▸ Prompt: Look through the material below. Copy every line with the string "Internet" in it.

(Records from a collection)
------------------------

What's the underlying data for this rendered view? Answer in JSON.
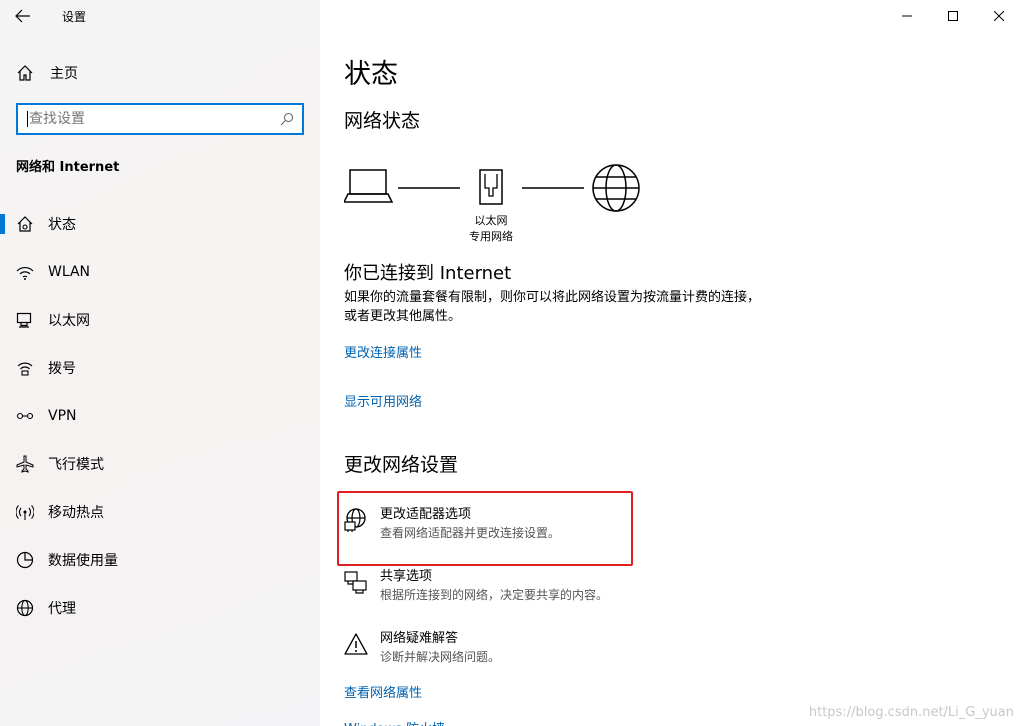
{
  "window": {
    "title": "设置"
  },
  "sidebar": {
    "home_label": "主页",
    "search_placeholder": "查找设置",
    "section_title": "网络和 Internet",
    "items": [
      {
        "label": "状态",
        "icon": "home-network-icon",
        "active": true
      },
      {
        "label": "WLAN",
        "icon": "wifi-icon"
      },
      {
        "label": "以太网",
        "icon": "ethernet-icon"
      },
      {
        "label": "拨号",
        "icon": "dialup-icon"
      },
      {
        "label": "VPN",
        "icon": "vpn-icon"
      },
      {
        "label": "飞行模式",
        "icon": "airplane-icon"
      },
      {
        "label": "移动热点",
        "icon": "hotspot-icon"
      },
      {
        "label": "数据使用量",
        "icon": "data-usage-icon"
      },
      {
        "label": "代理",
        "icon": "globe-icon"
      }
    ]
  },
  "main": {
    "title": "状态",
    "network_status_title": "网络状态",
    "diagram": {
      "label1": "以太网",
      "label2": "专用网络"
    },
    "connected_title": "你已连接到 Internet",
    "connected_desc": "如果你的流量套餐有限制，则你可以将此网络设置为按流量计费的连接，或者更改其他属性。",
    "link_change_props": "更改连接属性",
    "link_show_networks": "显示可用网络",
    "change_settings_title": "更改网络设置",
    "options": [
      {
        "title": "更改适配器选项",
        "desc": "查看网络适配器并更改连接设置。",
        "icon": "adapter-icon"
      },
      {
        "title": "共享选项",
        "desc": "根据所连接到的网络，决定要共享的内容。",
        "icon": "sharing-icon"
      },
      {
        "title": "网络疑难解答",
        "desc": "诊断并解决网络问题。",
        "icon": "warning-icon"
      }
    ],
    "link_view_props": "查看网络属性",
    "link_cut": "Windows 防火墙"
  },
  "watermark": "https://blog.csdn.net/Li_G_yuan",
  "colors": {
    "accent": "#0078d7",
    "link": "#0063b1",
    "highlight": "#e02020"
  }
}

------------------------

▸ Solution to the exercise:
    "section_title": "网络和 Internet",
    "connected_title": "你已连接到 Internet",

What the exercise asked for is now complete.